EXERCISE MATERIALS
- - - - -
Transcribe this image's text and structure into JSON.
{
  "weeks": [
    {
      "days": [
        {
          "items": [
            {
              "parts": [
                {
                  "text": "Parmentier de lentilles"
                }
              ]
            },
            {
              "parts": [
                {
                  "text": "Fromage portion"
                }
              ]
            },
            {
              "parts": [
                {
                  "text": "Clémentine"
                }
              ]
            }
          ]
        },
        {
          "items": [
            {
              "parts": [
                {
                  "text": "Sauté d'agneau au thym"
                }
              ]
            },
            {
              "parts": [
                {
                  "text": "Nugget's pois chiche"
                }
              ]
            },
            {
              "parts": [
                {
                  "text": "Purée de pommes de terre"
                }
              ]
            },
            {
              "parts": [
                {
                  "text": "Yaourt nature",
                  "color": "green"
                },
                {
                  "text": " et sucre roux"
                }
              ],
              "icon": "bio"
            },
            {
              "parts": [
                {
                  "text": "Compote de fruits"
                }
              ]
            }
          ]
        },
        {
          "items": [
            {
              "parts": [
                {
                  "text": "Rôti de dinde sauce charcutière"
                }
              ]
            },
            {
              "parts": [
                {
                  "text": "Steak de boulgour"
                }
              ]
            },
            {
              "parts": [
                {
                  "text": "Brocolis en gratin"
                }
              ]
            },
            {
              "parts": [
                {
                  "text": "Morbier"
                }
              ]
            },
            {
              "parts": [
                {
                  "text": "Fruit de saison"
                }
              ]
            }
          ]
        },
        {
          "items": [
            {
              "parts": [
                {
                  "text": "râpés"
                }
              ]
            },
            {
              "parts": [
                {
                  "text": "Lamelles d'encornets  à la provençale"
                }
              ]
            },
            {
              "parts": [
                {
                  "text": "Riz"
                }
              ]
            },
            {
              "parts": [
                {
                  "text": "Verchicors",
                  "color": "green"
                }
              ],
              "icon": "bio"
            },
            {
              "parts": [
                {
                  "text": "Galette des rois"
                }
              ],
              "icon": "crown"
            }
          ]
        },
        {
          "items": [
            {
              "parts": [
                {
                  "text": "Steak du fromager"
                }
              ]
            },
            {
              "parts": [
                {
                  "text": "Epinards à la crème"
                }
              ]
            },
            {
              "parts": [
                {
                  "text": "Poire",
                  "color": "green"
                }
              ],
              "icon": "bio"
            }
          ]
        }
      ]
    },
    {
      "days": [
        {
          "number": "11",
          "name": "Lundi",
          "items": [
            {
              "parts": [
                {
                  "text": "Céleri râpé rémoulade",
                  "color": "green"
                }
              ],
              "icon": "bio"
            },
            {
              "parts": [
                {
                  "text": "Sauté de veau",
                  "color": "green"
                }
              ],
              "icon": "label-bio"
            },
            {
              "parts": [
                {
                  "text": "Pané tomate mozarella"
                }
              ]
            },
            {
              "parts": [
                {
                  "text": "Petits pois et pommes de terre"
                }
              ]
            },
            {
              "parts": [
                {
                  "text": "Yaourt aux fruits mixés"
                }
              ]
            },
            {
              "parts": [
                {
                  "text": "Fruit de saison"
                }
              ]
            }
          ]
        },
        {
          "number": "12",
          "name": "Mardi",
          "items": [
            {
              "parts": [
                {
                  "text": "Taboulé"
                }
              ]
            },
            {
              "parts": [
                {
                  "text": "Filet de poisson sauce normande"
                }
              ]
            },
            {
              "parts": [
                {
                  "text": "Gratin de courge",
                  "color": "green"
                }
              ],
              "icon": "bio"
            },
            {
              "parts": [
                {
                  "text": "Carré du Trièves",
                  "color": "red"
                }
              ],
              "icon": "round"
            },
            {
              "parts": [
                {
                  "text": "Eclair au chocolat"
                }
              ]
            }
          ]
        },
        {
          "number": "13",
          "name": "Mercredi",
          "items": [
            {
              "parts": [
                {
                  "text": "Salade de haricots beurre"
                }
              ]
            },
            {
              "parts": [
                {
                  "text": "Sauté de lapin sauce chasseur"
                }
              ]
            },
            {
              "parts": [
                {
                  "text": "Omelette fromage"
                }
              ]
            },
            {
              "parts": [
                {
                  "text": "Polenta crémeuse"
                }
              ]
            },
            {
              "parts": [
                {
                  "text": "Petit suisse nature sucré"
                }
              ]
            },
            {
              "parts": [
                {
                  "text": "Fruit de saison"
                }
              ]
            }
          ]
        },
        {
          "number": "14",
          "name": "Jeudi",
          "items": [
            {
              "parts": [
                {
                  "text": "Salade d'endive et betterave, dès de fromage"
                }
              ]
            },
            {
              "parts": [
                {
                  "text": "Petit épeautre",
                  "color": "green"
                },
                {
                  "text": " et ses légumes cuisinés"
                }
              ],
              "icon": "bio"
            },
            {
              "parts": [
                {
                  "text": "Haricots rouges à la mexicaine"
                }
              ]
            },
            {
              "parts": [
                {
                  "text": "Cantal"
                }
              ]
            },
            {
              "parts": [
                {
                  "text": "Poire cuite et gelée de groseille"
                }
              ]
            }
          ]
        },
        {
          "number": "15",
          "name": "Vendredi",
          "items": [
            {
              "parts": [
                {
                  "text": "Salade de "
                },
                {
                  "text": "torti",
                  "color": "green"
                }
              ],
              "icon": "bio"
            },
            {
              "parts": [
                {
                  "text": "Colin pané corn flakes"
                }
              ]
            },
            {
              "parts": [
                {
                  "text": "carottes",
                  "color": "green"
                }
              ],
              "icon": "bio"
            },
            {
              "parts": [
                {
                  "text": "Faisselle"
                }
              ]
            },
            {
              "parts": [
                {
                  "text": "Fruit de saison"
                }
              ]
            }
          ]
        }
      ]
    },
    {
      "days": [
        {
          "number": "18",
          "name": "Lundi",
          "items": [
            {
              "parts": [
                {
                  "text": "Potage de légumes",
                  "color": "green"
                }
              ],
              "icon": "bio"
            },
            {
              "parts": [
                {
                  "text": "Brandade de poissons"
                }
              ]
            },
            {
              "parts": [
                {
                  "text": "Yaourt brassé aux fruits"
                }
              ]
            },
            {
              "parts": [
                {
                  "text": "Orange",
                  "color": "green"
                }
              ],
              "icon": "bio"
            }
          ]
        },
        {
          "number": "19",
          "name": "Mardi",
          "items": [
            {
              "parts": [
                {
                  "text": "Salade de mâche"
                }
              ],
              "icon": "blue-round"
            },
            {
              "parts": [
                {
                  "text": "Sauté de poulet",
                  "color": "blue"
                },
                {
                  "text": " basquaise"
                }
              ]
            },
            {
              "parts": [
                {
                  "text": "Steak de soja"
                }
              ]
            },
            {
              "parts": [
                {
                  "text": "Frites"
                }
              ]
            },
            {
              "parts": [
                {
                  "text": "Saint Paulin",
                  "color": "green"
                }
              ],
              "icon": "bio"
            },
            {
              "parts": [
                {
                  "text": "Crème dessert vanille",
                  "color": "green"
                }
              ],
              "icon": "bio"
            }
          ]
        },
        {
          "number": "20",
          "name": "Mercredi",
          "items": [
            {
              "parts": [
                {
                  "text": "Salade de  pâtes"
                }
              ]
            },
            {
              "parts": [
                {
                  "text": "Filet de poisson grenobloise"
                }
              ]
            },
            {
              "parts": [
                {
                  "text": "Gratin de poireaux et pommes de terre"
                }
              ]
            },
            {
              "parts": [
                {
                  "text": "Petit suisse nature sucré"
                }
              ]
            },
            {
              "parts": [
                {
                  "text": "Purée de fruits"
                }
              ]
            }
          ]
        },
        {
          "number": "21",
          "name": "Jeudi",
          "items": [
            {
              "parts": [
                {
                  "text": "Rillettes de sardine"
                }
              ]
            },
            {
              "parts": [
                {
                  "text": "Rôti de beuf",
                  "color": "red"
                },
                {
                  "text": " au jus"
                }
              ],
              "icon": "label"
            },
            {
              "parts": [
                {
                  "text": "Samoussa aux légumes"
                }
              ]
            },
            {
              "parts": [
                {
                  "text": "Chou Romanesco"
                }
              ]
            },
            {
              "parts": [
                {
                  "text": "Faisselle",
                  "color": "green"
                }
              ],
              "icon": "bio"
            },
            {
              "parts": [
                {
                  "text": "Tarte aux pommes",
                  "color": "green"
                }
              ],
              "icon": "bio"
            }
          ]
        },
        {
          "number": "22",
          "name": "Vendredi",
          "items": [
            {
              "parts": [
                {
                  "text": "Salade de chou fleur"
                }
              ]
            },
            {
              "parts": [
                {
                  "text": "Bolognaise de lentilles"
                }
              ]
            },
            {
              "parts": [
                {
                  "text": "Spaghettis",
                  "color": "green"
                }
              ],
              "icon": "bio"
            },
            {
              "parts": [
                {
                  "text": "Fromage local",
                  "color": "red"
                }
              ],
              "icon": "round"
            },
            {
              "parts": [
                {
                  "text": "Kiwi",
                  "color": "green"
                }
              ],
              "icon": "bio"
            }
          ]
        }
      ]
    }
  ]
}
- - - - -
EXERCISE INSTRUCTIONS
Tell how many lines of the records above hold the string "sauce". Give no other text.

REPLY
3